%%
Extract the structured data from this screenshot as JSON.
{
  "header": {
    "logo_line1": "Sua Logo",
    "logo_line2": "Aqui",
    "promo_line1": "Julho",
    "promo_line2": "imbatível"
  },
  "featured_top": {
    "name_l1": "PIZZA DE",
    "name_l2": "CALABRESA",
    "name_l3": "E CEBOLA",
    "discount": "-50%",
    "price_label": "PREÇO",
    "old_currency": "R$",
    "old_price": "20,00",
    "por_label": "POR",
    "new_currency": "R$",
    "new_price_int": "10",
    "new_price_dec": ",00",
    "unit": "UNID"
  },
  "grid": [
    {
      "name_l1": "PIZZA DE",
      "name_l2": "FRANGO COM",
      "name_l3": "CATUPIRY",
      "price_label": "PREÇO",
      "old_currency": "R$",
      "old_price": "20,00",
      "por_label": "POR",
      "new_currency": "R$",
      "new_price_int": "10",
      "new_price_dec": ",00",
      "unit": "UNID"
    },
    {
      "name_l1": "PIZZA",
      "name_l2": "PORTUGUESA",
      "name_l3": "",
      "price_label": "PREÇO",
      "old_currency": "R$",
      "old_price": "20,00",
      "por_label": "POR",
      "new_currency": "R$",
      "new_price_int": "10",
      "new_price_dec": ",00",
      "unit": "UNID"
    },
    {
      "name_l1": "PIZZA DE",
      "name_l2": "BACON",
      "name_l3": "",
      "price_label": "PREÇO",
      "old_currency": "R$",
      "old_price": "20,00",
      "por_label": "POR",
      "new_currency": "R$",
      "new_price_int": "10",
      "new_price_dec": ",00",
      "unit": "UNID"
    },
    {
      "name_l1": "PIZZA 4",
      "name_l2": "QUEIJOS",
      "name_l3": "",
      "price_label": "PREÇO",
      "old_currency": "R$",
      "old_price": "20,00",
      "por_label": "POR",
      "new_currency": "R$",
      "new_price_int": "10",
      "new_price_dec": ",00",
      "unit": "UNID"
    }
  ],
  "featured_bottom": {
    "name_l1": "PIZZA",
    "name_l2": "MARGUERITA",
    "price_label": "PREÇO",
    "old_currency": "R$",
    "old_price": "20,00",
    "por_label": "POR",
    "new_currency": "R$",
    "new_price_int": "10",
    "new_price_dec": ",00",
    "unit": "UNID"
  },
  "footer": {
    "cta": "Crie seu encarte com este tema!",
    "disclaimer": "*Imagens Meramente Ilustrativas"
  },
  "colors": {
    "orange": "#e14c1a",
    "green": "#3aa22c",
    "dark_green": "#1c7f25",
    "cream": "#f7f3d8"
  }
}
%%
Given problem ::
Output all of the material exactly as written.

The output ::
Extract the structured data from this screenshot as JSON.
{
  "header": {
    "logo_line1": "Sua Logo",
    "logo_line2": "Aqui",
    "promo_line1": "Julho",
    "promo_line2": "imbatível"
  },
  "featured_top": {
    "name_l1": "PIZZA DE",
    "name_l2": "CALABRESA",
    "name_l3": "E CEBOLA",
    "discount": "-50%",
    "price_label": "PREÇO",
    "old_currency": "R$",
    "old_price": "20,00",
    "por_label": "POR",
    "new_currency": "R$",
    "new_price_int": "10",
    "new_price_dec": ",00",
    "unit": "UNID"
  },
  "grid": [
    {
      "name_l1": "PIZZA DE",
      "name_l2": "FRANGO COM",
      "name_l3": "CATUPIRY",
      "price_label": "PREÇO",
      "old_currency": "R$",
      "old_price": "20,00",
      "por_label": "POR",
      "new_currency": "R$",
      "new_price_int": "10",
      "new_price_dec": ",00",
      "unit": "UNID"
    },
    {
      "name_l1": "PIZZA",
      "name_l2": "PORTUGUESA",
      "name_l3": "",
      "price_label": "PREÇO",
      "old_currency": "R$",
      "old_price": "20,00",
      "por_label": "POR",
      "new_currency": "R$",
      "new_price_int": "10",
      "new_price_dec": ",00",
      "unit": "UNID"
    },
    {
      "name_l1": "PIZZA DE",
      "name_l2": "BACON",
      "name_l3": "",
      "price_label": "PREÇO",
      "old_currency": "R$",
      "old_price": "20,00",
      "por_label": "POR",
      "new_currency": "R$",
      "new_price_int": "10",
      "new_price_dec": ",00",
      "unit": "UNID"
    },
    {
      "name_l1": "PIZZA 4",
      "name_l2": "QUEIJOS",
      "name_l3": "",
      "price_label": "PREÇO",
      "old_currency": "R$",
      "old_price": "20,00",
      "por_label": "POR",
      "new_currency": "R$",
      "new_price_int": "10",
      "new_price_dec": ",00",
      "unit": "UNID"
    }
  ],
  "featured_bottom": {
    "name_l1": "PIZZA",
    "name_l2": "MARGUERITA",
    "price_label": "PREÇO",
    "old_currency": "R$",
    "old_price": "20,00",
    "por_label": "POR",
    "new_currency": "R$",
    "new_price_int": "10",
    "new_price_dec": ",00",
    "unit": "UNID"
  },
  "footer": {
    "cta": "Crie seu encarte com este tema!",
    "disclaimer": "*Imagens Meramente Ilustrativas"
  },
  "colors": {
    "orange": "#e14c1a",
    "green": "#3aa22c",
    "dark_green": "#1c7f25",
    "cream": "#f7f3d8"
  }
}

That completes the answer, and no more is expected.